Select every line below containing the word "HEAP".

* Start Input records *

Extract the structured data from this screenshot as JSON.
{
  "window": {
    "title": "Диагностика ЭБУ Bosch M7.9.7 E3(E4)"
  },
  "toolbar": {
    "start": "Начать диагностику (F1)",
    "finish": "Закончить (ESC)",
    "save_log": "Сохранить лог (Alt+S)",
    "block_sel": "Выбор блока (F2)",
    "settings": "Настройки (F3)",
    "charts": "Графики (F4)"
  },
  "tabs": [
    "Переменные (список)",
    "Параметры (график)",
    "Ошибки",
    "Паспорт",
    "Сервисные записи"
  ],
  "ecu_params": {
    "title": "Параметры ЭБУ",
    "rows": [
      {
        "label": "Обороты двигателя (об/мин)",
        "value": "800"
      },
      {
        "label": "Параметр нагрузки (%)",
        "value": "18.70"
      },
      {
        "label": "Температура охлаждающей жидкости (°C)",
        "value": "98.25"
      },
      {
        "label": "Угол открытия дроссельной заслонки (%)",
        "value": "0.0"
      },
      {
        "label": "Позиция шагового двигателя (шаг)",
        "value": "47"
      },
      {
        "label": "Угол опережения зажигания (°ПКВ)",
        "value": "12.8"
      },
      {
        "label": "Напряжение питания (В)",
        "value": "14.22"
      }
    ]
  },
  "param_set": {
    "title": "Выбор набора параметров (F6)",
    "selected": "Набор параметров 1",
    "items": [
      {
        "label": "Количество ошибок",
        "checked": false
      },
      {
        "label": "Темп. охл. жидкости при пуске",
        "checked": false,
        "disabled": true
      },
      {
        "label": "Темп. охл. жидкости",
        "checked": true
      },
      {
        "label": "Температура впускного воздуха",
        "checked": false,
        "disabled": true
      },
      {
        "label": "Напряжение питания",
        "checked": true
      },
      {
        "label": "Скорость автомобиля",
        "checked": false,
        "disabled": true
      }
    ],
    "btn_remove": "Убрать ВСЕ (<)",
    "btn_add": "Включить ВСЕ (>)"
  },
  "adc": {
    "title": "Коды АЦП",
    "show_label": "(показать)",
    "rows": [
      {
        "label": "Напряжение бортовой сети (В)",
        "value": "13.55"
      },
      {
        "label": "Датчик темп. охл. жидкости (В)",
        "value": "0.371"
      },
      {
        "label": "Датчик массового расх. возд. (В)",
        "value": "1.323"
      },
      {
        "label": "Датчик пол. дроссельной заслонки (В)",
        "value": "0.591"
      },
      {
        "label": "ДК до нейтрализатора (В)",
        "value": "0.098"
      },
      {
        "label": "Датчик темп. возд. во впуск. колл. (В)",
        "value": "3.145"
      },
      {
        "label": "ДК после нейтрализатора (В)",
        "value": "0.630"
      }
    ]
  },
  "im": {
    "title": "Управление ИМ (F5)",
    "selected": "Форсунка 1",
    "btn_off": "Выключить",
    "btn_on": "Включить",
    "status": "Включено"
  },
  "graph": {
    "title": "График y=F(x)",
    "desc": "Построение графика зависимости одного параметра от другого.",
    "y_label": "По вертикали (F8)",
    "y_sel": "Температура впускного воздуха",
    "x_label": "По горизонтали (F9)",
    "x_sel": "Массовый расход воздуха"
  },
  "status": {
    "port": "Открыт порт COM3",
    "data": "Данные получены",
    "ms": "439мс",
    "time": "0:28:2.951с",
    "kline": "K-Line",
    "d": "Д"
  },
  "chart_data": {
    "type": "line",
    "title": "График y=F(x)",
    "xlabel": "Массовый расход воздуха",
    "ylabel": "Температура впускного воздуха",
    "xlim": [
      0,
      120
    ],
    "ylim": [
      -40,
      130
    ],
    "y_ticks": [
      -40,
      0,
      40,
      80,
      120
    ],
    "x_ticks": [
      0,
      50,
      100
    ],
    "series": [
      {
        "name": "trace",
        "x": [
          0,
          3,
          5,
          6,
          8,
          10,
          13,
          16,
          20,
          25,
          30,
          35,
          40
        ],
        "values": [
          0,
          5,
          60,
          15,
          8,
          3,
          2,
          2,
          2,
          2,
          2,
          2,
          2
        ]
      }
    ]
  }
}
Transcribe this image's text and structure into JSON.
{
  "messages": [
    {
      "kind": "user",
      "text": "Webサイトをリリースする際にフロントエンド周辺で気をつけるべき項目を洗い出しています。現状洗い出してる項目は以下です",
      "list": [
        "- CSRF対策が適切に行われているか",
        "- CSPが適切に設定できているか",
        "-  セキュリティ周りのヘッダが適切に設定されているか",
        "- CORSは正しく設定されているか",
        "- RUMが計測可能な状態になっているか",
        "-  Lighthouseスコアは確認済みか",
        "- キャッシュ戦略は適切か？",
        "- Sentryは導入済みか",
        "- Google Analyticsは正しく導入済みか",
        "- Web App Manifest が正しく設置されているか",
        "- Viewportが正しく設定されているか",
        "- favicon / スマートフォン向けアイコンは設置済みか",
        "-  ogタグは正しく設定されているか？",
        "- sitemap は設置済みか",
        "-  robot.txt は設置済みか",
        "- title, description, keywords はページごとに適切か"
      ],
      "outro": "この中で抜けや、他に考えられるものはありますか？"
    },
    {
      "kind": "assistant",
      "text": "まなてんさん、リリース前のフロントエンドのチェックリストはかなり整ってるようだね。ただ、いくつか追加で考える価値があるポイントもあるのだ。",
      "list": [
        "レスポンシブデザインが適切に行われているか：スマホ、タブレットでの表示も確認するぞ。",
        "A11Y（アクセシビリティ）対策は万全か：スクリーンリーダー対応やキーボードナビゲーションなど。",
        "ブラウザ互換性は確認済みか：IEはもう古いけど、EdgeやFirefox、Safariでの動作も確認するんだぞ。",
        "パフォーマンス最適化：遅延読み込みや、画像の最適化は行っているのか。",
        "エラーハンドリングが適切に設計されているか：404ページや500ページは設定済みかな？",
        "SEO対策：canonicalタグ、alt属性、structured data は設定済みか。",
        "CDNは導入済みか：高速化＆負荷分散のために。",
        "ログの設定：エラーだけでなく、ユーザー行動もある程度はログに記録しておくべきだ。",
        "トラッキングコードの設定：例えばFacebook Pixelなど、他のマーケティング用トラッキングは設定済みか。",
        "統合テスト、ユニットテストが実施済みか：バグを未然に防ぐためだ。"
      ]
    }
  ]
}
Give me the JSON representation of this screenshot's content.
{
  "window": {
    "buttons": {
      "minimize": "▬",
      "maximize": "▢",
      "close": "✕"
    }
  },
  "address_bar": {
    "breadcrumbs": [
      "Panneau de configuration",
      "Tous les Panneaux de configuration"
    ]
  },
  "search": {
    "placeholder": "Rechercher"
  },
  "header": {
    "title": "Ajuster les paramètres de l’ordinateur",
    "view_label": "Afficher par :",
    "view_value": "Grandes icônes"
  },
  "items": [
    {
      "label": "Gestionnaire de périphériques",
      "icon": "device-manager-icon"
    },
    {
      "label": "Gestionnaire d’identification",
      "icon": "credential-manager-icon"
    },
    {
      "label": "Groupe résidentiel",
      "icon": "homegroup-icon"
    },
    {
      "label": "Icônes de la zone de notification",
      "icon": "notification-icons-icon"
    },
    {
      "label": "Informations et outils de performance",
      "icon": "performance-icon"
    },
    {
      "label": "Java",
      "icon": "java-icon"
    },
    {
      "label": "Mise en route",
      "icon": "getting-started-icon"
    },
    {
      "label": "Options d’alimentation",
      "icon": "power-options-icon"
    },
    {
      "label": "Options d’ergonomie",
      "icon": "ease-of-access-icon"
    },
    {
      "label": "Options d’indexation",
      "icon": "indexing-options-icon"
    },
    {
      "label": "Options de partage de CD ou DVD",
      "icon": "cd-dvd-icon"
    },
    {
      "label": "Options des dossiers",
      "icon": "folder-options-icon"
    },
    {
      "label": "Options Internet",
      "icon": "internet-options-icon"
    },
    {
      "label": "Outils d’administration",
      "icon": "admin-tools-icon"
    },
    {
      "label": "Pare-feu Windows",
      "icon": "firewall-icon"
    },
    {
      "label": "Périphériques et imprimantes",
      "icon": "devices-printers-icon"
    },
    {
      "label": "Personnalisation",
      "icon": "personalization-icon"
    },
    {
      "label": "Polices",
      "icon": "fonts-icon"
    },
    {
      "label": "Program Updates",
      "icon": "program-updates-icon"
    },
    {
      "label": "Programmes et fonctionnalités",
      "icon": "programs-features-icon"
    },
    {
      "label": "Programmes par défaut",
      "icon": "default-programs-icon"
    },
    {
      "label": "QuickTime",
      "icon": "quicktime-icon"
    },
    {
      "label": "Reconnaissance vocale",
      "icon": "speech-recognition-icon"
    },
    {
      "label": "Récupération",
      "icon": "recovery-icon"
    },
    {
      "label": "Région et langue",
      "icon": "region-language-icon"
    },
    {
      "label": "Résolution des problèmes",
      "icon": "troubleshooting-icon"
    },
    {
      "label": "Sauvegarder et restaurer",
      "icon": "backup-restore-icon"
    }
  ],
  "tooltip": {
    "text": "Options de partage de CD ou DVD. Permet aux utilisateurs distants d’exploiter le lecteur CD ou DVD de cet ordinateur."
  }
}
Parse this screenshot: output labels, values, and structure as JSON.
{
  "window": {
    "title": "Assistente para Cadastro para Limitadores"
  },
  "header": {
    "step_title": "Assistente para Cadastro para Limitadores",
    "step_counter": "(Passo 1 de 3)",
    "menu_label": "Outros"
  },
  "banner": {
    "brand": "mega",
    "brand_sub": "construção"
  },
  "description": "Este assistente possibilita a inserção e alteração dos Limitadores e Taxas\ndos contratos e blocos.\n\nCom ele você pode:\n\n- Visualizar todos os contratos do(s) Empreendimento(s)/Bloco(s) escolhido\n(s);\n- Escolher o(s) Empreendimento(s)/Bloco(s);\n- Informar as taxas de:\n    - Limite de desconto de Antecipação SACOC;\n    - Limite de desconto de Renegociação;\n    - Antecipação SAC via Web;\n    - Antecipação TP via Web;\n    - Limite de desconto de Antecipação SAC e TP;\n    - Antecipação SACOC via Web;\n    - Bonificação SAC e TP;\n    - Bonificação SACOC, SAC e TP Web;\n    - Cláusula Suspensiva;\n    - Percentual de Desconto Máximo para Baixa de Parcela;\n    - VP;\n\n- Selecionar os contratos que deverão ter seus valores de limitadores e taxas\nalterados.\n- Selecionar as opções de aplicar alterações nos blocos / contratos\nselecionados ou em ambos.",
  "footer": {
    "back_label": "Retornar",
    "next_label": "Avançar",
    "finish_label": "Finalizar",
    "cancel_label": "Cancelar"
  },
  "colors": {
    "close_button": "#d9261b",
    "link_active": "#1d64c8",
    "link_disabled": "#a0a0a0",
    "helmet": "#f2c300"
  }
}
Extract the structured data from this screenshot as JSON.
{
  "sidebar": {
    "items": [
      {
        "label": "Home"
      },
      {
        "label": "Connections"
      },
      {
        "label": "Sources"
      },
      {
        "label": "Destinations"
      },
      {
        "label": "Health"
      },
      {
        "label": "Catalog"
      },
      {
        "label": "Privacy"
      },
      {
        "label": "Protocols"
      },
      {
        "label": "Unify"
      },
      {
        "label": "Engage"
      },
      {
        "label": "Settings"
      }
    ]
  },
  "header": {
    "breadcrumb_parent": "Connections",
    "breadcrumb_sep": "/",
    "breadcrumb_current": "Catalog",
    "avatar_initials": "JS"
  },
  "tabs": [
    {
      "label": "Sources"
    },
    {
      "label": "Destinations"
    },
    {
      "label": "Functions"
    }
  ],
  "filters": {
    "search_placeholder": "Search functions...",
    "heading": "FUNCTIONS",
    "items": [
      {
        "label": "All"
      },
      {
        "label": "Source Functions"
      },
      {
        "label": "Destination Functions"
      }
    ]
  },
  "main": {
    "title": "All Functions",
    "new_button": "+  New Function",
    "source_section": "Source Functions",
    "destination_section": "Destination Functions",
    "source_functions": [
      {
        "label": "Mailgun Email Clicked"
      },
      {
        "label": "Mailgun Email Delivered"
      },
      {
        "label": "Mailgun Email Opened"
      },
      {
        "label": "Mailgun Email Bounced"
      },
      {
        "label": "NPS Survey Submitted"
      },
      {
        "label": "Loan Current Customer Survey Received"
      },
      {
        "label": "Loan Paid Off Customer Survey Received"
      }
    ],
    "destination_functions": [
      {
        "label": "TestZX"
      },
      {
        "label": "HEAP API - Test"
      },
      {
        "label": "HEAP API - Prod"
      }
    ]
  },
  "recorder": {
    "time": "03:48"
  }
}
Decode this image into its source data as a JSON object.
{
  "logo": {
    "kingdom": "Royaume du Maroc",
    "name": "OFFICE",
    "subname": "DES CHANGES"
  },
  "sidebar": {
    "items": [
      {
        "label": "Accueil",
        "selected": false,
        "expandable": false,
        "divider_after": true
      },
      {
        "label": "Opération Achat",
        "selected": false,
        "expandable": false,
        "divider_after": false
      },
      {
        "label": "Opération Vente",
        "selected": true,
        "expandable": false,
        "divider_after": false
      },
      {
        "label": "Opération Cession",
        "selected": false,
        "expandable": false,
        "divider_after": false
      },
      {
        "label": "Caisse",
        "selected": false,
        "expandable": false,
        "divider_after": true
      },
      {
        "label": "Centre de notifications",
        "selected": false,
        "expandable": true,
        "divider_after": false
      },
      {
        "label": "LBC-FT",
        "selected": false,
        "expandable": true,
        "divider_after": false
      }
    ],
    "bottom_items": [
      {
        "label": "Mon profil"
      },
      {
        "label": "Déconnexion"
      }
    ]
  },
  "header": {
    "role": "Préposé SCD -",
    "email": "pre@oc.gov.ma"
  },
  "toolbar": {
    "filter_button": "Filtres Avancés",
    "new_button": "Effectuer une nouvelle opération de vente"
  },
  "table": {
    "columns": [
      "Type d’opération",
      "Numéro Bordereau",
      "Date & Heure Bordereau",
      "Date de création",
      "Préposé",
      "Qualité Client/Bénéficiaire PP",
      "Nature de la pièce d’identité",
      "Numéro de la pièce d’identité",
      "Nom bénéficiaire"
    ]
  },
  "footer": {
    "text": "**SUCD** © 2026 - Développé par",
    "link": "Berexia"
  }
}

* End Input records *

● Answer to the task:
        "label": "HEAP API - Test"
        "label": "HEAP API - Prod"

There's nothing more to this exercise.